▶ _Texte présenté_
La guerre dans ma cour!

« En arrivant à Anticosti en juin 1917, les gardes m’informèrent que plusieurs sous-marins allemands avaient été vus près de l’île, d’où la crainte que tous les habitants avaient été attaqués à la Baie Ellis, sans aucun moyen de nous défendre.

Le danger était grand.

En effet, sauf nos gardes qui n’avaient que leurs rifles, personne en dehors de moi n’avait de fusils, et qu’auraient pu faire nos 30 gardes, si un sous-marin venait à Port Menier? Il se serait rendu maître en un instant du port, ses occupants se seraient emparés de nos magasins, de nos approvisionnements en vivres, charbon et pétrole, etc. Ils auraient eu à leur disposition l’hôtel et nos vastes camps, ainsi que nos ateliers mécaniques, les quais, le chemin de fer, etc. Ils auraient pu faire chez nous une base de sous-marins et bloquer entièrement la navigation du Golfe et du Saint-Laurent : Québec et Montréal auraient été embouteillés. L’année suivante, en 1918, la situation devenait encore plus grave, et le capitaine Stuart commandant, le croiseur le « Canada » étant venu me voir, confirma mes craintes. »

Tiré du Journal de l’Île d’Anticosti de 1918 rédigé
par Georges Martin-Zédé, directeur général de l’Île d’Anticosti.
Fonds Georges Martin-Zédé (P186) conservé aux Archives nationales du Québec, à Québec.

Comme en font foi les rumeurs déjà existantes depuis la Première Guerre mondiale, les autorités militaires et gouvernementales se doutent qu’elles devront, peu après le début de la Seconde Guerre mondiale, assurer la protection de l’entrée du golfe Saint-Laurent. Au début de 1940, parce qu’elle occupe une position stratégique pour la défense du golfe et du fleuve, la baie de Gaspé est donc choisie pour abriter une partie de la flotte britannique dans l’éventualité d'une invasion de la Grande-Bretagne. La configuration de la baie permet entre autres l’établissement et la protection d’une base navale en eau profonde.

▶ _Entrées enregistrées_
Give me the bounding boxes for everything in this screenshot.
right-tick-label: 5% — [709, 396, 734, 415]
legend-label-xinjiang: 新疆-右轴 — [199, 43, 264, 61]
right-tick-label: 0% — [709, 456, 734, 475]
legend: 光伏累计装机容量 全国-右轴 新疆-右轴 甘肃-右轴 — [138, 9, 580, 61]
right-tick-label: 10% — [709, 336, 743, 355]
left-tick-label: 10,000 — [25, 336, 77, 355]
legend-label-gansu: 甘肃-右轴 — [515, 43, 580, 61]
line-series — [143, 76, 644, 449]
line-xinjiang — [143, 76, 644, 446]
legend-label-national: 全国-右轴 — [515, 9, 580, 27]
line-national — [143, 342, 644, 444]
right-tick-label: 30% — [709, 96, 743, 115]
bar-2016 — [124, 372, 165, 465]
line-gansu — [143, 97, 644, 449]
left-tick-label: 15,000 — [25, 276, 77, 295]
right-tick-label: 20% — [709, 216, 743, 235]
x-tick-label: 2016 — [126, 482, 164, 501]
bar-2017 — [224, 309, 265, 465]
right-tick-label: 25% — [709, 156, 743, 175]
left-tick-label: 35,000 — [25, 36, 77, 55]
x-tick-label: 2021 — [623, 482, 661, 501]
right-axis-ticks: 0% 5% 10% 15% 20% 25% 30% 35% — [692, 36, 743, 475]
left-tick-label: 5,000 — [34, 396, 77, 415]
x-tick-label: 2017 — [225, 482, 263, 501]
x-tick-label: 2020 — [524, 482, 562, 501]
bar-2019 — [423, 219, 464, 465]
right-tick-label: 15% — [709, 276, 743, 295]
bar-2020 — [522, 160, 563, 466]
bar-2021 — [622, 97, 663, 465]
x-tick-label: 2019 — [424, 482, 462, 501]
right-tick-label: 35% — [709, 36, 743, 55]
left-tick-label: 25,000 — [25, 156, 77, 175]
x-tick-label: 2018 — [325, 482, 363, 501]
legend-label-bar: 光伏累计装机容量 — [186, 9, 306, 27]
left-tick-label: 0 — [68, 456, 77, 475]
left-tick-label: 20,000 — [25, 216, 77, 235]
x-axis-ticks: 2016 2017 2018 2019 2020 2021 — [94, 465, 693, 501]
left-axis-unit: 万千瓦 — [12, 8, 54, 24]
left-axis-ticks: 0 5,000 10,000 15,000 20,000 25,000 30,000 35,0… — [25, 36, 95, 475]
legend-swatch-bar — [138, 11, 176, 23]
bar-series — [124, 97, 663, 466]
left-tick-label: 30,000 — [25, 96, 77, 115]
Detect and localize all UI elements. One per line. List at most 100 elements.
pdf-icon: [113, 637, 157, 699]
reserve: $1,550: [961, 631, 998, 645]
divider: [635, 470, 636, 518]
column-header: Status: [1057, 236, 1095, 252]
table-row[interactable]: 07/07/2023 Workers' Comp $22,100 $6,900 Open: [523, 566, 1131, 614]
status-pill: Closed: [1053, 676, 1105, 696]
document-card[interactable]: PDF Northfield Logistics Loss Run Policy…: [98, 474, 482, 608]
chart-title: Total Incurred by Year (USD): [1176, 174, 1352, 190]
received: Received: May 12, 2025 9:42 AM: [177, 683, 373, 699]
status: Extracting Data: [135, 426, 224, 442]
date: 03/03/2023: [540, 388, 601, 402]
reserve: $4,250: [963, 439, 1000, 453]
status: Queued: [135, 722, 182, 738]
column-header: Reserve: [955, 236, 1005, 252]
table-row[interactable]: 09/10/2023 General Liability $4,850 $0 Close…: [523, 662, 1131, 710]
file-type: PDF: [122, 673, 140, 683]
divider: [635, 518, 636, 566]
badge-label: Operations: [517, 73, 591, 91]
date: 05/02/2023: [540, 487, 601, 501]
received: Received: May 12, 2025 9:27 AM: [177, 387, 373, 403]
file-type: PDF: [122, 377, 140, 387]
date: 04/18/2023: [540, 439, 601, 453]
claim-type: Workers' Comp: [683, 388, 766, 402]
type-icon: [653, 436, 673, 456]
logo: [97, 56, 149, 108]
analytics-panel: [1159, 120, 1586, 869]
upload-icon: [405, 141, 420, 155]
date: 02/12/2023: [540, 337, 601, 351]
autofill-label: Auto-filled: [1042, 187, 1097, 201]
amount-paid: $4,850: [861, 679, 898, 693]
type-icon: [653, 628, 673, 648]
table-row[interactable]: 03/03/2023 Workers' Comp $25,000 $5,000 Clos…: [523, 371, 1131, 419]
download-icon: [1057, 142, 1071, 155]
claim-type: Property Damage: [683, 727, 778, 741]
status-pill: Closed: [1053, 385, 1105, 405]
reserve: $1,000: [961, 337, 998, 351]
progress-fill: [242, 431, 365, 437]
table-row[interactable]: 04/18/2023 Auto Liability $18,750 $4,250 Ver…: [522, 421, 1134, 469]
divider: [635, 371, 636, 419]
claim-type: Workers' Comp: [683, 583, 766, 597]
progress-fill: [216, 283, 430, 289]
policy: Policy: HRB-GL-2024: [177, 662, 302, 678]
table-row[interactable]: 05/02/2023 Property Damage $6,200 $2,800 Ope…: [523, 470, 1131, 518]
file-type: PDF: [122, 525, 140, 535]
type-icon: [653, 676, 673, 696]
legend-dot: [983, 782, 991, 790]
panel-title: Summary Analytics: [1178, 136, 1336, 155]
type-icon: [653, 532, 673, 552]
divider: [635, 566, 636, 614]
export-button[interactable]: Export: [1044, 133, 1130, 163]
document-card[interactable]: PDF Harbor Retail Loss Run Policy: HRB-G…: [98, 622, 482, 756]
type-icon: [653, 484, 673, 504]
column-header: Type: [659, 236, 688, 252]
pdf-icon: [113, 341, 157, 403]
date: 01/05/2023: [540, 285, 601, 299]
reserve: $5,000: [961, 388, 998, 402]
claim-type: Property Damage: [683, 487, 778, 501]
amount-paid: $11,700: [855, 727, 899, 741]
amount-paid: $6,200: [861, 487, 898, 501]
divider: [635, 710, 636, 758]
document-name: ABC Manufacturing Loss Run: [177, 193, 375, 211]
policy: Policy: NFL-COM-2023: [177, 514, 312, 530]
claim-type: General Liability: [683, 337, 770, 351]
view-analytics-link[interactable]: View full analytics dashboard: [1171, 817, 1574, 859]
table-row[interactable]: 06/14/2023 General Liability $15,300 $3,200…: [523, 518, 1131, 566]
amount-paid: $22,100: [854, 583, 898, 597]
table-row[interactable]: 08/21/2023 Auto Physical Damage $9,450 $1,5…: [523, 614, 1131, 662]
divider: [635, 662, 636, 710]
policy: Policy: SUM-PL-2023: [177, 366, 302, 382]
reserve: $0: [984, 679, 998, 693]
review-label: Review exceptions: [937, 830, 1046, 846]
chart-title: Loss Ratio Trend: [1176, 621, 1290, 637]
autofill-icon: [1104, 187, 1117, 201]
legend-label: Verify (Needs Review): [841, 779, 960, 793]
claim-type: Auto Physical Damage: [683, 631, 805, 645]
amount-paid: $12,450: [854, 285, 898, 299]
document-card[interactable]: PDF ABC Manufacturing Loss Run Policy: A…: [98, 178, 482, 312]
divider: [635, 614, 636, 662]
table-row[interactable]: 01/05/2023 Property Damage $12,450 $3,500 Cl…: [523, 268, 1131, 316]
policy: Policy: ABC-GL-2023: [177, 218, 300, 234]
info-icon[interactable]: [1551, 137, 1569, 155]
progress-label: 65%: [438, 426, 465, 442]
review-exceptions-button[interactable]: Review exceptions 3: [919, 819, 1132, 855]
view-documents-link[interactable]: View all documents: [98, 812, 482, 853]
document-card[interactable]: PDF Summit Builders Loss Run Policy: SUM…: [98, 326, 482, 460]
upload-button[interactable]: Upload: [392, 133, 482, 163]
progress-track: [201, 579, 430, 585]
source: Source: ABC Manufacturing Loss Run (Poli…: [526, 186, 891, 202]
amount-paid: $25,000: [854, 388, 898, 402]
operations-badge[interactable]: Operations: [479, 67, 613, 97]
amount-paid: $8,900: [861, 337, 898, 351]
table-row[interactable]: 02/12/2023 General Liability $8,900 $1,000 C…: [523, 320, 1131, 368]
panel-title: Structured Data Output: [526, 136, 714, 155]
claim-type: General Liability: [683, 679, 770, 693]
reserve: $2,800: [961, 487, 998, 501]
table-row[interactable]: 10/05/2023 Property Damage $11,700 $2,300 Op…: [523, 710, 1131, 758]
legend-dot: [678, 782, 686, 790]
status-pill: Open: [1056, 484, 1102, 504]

▶ _Consignes de travail_
1. Recopiez fidèlement le passage du texte présenté qui va de « Tiré du Journal » jusqu'à « Québec, à Québec. ».
2. Dites si chacune des affirmations suivantes concorde avec le texte présenté, en répondant par oui ou par non et en citant les mots du texte qui tranchent. (a) Les gardes de l'île étaient au nombre de trente. (b) Les gardes possédaient des fusils en plus de leurs rifles. (c) La baie de Gaspé est choisie au début de 1940.

▶ _Liste des solutions_
1.
Tiré du Journal de l’Île d’Anticosti de 1918 rédigé
par Georges Martin-Zédé, directeur général de l’Île d’Anticosti.
Fonds Georges Martin-Zédé (P186) conservé aux Archives nationales du Québec, à Québec.

2.
(a) Oui : « qu’auraient pu faire nos 30 gardes ».
(b) Non : « sauf nos gardes qui n’avaient que leurs rifles, personne en dehors de moi n’avait de fusils ».
(c) Oui : « Au début de 1940, parce qu’elle occupe une position stratégique pour la défense du golfe et du fleuve, la baie de Gaspé est donc choisie ».